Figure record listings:
## start

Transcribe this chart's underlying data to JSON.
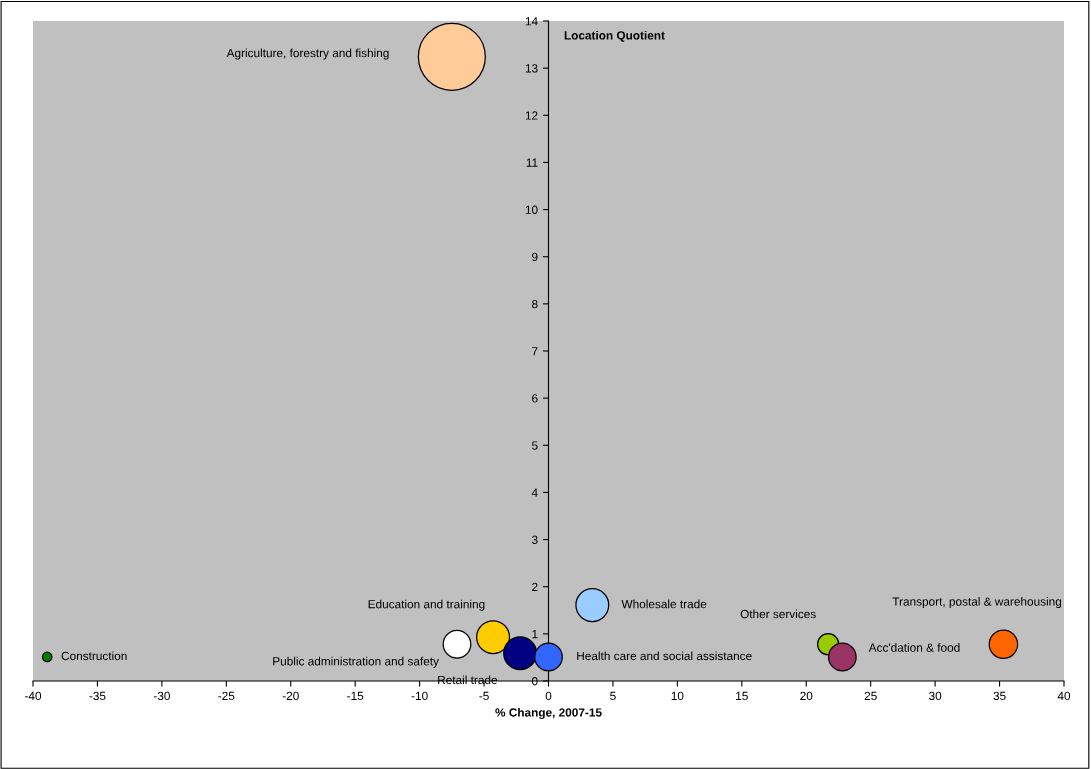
{
  "chart_data": {
    "type": "bubble",
    "xlabel": "% Change, 2007-15",
    "ylabel": "Location Quotient",
    "xlim": [
      -40,
      40
    ],
    "xticks": [
      -40,
      -35,
      -30,
      -25,
      -20,
      -15,
      -10,
      -5,
      0,
      5,
      10,
      15,
      20,
      25,
      30,
      35,
      40
    ],
    "ylim": [
      0,
      14
    ],
    "yticks": [
      0,
      1,
      2,
      3,
      4,
      5,
      6,
      7,
      8,
      9,
      10,
      11,
      12,
      13,
      14
    ],
    "grid": false,
    "legend": false,
    "series": [
      {
        "name": "Agriculture, forestry and fishing",
        "color": "#ffcc99",
        "x": [
          -7.5
        ],
        "values": [
          13.24
        ],
        "sizes": [
          1
        ]
      },
      {
        "name": "Construction",
        "color": "#008000",
        "x": [
          -38.9
        ],
        "values": [
          0.51
        ],
        "sizes": [
          0.02
        ]
      },
      {
        "name": "Public administration and safety",
        "color": "#ffffff",
        "x": [
          -7.1
        ],
        "values": [
          0.78
        ],
        "sizes": [
          0.17
        ]
      },
      {
        "name": "Education and training",
        "color": "#ffcc00",
        "x": [
          -4.3
        ],
        "values": [
          0.93
        ],
        "sizes": [
          0.24
        ]
      },
      {
        "name": "Retail trade",
        "color": "#000080",
        "x": [
          -2.2
        ],
        "values": [
          0.59
        ],
        "sizes": [
          0.24
        ]
      },
      {
        "name": "Health care and social assistance",
        "color": "#3366ff",
        "x": [
          0.0
        ],
        "values": [
          0.51
        ],
        "sizes": [
          0.17
        ]
      },
      {
        "name": "Wholesale trade",
        "color": "#99ccff",
        "x": [
          3.4
        ],
        "values": [
          1.61
        ],
        "sizes": [
          0.24
        ]
      },
      {
        "name": "Other services",
        "color": "#99cc00",
        "x": [
          21.7
        ],
        "values": [
          0.78
        ],
        "sizes": [
          0.1
        ]
      },
      {
        "name": "Acc'dation & food",
        "color": "#993366",
        "x": [
          22.8
        ],
        "values": [
          0.51
        ],
        "sizes": [
          0.17
        ]
      },
      {
        "name": "Transport, postal & warehousing",
        "color": "#ff6600",
        "x": [
          35.3
        ],
        "values": [
          0.78
        ],
        "sizes": [
          0.18
        ]
      }
    ]
  }
}
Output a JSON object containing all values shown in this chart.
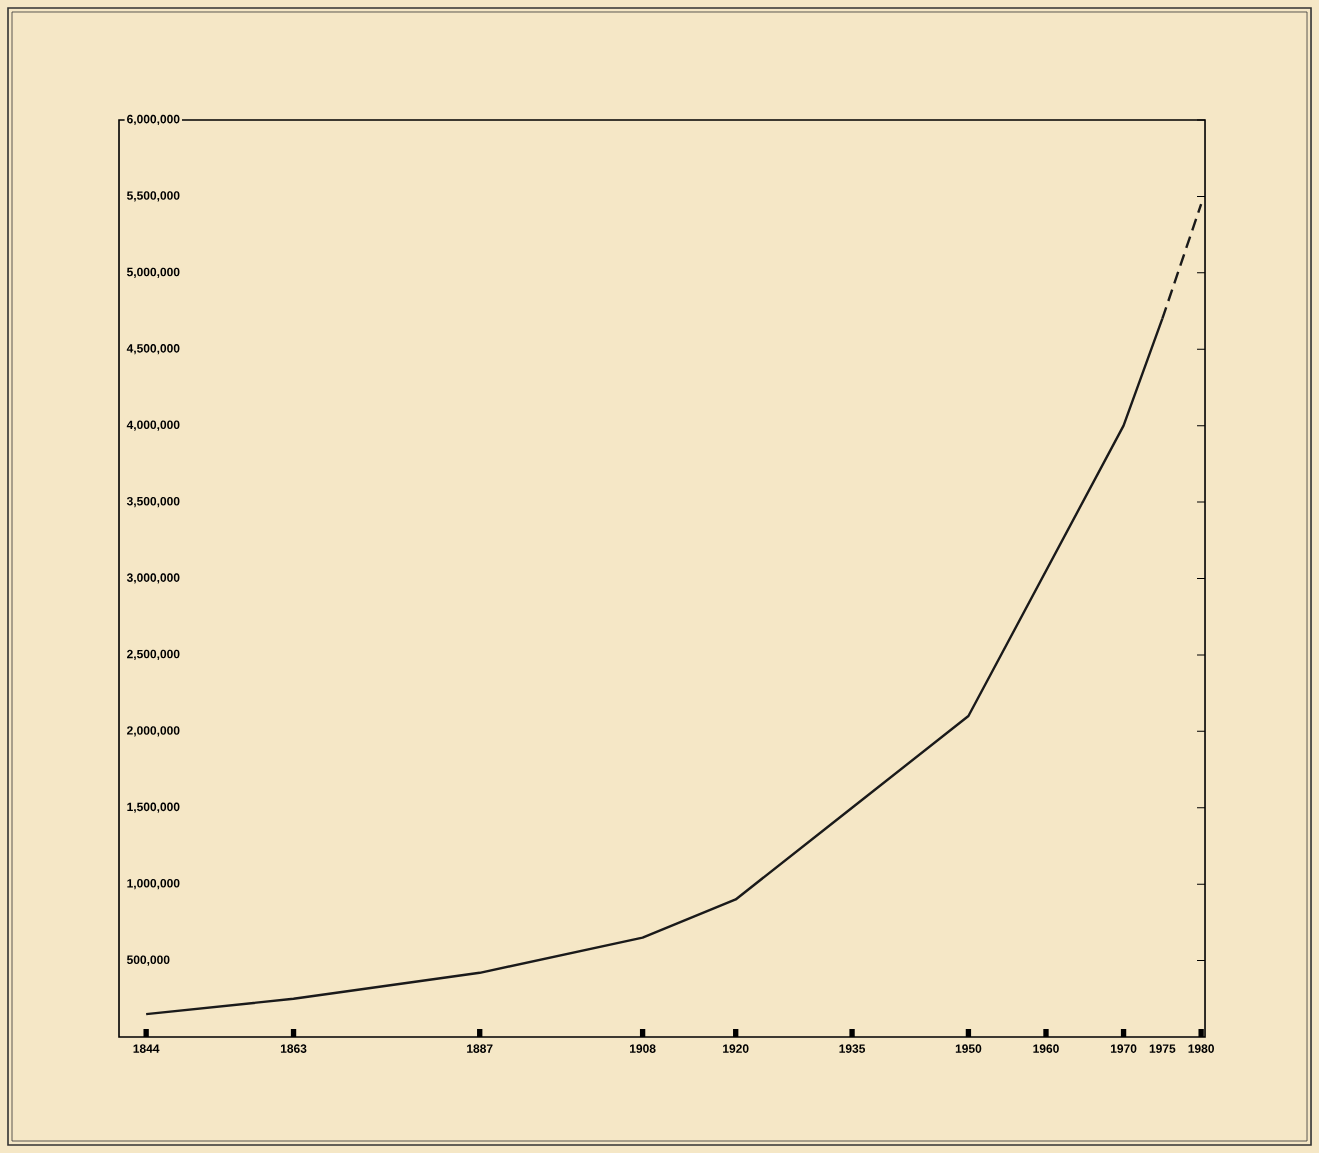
{
  "chart_data": {
    "type": "line",
    "xlim": [
      1840.5,
      1980.5
    ],
    "xticks": [
      1844,
      1863,
      1887,
      1908,
      1920,
      1935,
      1950,
      1960,
      1970,
      1975,
      1980
    ],
    "ylim": [
      0,
      6000000
    ],
    "yticks": [
      {
        "value": 500000,
        "label": "500,000"
      },
      {
        "value": 1000000,
        "label": "1,000,000"
      },
      {
        "value": 1500000,
        "label": "1,500,000"
      },
      {
        "value": 2000000,
        "label": "2,000,000"
      },
      {
        "value": 2500000,
        "label": "2,500,000"
      },
      {
        "value": 3000000,
        "label": "3,000,000"
      },
      {
        "value": 3500000,
        "label": "3,500,000"
      },
      {
        "value": 4000000,
        "label": "4,000,000"
      },
      {
        "value": 4500000,
        "label": "4,500,000"
      },
      {
        "value": 5000000,
        "label": "5,000,000"
      },
      {
        "value": 5500000,
        "label": "5,500,000"
      },
      {
        "value": 6000000,
        "label": "6,000,000"
      }
    ],
    "grid": false,
    "marker": "none",
    "series": [
      {
        "x": [
          1844,
          1863,
          1887,
          1908,
          1920,
          1935,
          1950,
          1960,
          1970,
          1975
        ],
        "values": [
          150000,
          250000,
          420000,
          650000,
          900000,
          1500000,
          2100000,
          3050000,
          4000000,
          4700000
        ],
        "color": "#1a1a1a",
        "line_style": "solid"
      },
      {
        "x": [
          1975,
          1980
        ],
        "values": [
          4700000,
          5450000
        ],
        "color": "#1a1a1a",
        "line_style": "dashed"
      }
    ]
  }
}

## end

Problem to work on |
Return each full line of the entries that contains the word "name".

Reply to the exercise |
        "name": "Agriculture, forestry and fishing",
        "name": "Construction",
        "name": "Public administration and safety",
        "name": "Education and training",
        "name": "Retail trade",
        "name": "Health care and social assistance",
        "name": "Wholesale trade",
        "name": "Other services",
        "name": "Acc'dation & food",
        "name": "Transport, postal & warehousing",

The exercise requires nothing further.